> [Reading text]:
Tag Archives: efficiency

StorageSavvy is going green! I see the light!

Posted on by 1 comment

Through a series of discussions with a friend who was evaluating solar for his home, doing some calculations, and discussing with the local contractor, I bit the bullet last month and got a 9800 watt solar array installed on our house here in the Pacific Northwest.  While pricey up front there are a number of incentives available from the Federal government as well as Washington State that effectively pay for the entire system.  I’ll write-up the cost analysis later but for now let’s take a look at the performance of the system..

Version 2The roof of our house has 4 sides with trees lining the entire East side of the property, causing some shading in the morning.  The majority of the North and South sides are clear and the West side is completely open.  Due to this, the 35 x 280 watt panels cover pretty much the entire West roof and a large portion of the South roof.  Our system uses the more expensive micro-inverters in order to handle shading of a single panel without affecting the rest of the system.  Aside from more efficiency in shading situations, the micro-inverters have about double the life of the less-expensive in-line inverters.  Our system is also grid-tied and we do not have any batteries involved.  Since the micro-inverters push 240VAC power down from the roof, the interconnection with our panel is very simple.  In order to take advantage of Washington State’s solar incentive the local power utility (Puget Sound Energy) installed a “Production Meter” that measures how many kWh’s the system generates irrespective of how it gets used.  And in order to take advantage of the grid-tied solar system to reduce my power bill they installed a new digital “Net Meter” that tracks both how much power I consume from the grid and how much our system pushes TO the grid.  The difference between those numbers determines the actual billed amount each month.

> [Given material]:
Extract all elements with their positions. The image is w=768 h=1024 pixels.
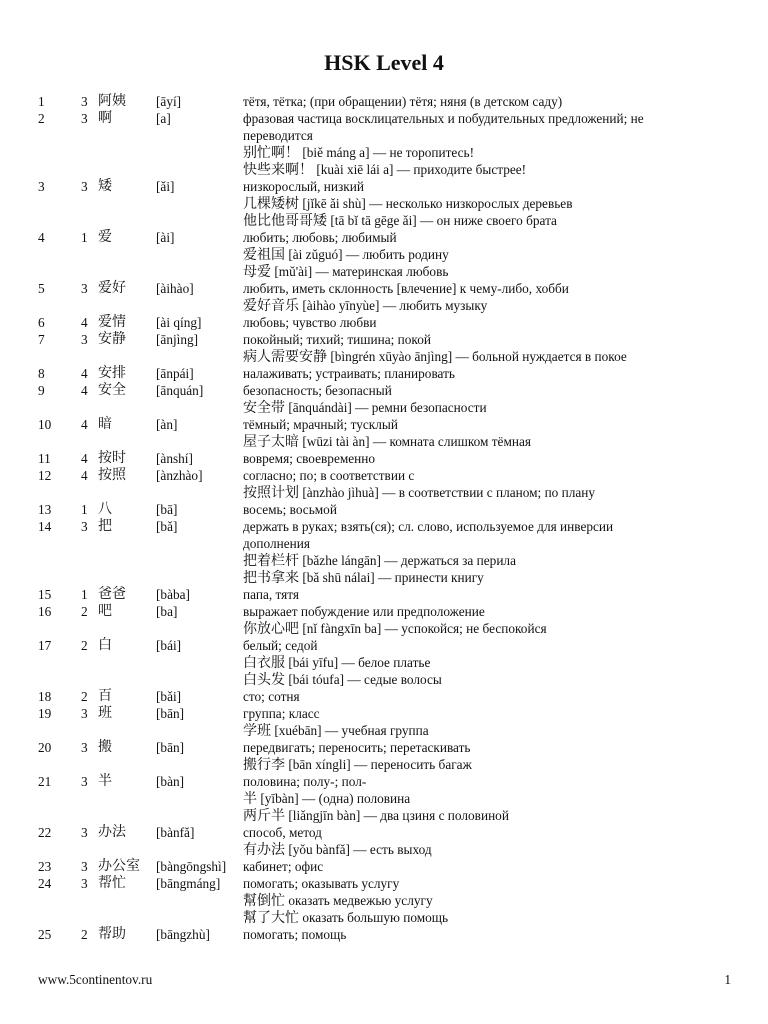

> [Work to do]: Retype the whole blog post about the home solar array word for word, from its header through the final sentence.

> [Response below]:
Tag Archives: efficiency

StorageSavvy is going green! I see the light!

Posted on by 1 comment

Through a series of discussions with a friend who was evaluating solar for his home, doing some calculations, and discussing with the local contractor, I bit the bullet last month and got a 9800 watt solar array installed on our house here in the Pacific Northwest.  While pricey up front there are a number of incentives available from the Federal government as well as Washington State that effectively pay for the entire system.  I’ll write-up the cost analysis later but for now let’s take a look at the performance of the system..

Version 2The roof of our house has 4 sides with trees lining the entire East side of the property, causing some shading in the morning.  The majority of the North and South sides are clear and the West side is completely open.  Due to this, the 35 x 280 watt panels cover pretty much the entire West roof and a large portion of the South roof.  Our system uses the more expensive micro-inverters in order to handle shading of a single panel without affecting the rest of the system.  Aside from more efficiency in shading situations, the micro-inverters have about double the life of the less-expensive in-line inverters.  Our system is also grid-tied and we do not have any batteries involved.  Since the micro-inverters push 240VAC power down from the roof, the interconnection with our panel is very simple.  In order to take advantage of Washington State’s solar incentive the local power utility (Puget Sound Energy) installed a “Production Meter” that measures how many kWh’s the system generates irrespective of how it gets used.  And in order to take advantage of the grid-tied solar system to reduce my power bill they installed a new digital “Net Meter” that tracks both how much power I consume from the grid and how much our system pushes TO the grid.  The difference between those numbers determines the actual billed amount each month.